__GIVEN EXERCISE__: Say how many lines hold the string "name"; please write nothing but the number.

━━━━━━━━━━━━━━━━━━━━

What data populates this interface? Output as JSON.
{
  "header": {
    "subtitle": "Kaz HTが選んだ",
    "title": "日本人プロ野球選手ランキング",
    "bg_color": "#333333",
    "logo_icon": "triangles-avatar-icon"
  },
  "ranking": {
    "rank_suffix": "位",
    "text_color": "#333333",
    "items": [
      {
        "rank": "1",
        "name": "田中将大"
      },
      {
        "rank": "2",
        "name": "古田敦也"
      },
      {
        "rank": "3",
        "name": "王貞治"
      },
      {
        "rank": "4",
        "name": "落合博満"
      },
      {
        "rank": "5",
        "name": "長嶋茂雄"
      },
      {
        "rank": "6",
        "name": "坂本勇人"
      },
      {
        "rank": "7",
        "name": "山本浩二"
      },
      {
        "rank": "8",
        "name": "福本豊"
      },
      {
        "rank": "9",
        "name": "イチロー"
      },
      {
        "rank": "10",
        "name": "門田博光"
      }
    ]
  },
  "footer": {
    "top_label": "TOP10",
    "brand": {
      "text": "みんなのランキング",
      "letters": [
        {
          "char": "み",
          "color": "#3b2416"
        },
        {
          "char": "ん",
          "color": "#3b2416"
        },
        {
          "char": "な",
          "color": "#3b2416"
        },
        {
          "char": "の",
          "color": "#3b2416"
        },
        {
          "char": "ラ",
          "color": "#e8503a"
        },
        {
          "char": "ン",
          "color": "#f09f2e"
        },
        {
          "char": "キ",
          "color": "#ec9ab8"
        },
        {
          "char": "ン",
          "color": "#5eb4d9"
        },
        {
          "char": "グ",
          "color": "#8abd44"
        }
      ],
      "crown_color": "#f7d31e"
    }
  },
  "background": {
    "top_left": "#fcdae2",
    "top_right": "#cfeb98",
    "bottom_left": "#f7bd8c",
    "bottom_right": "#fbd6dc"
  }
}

━━━━━━━━━━━━━━━━━━━━

__ANSWER IN FULL__: 10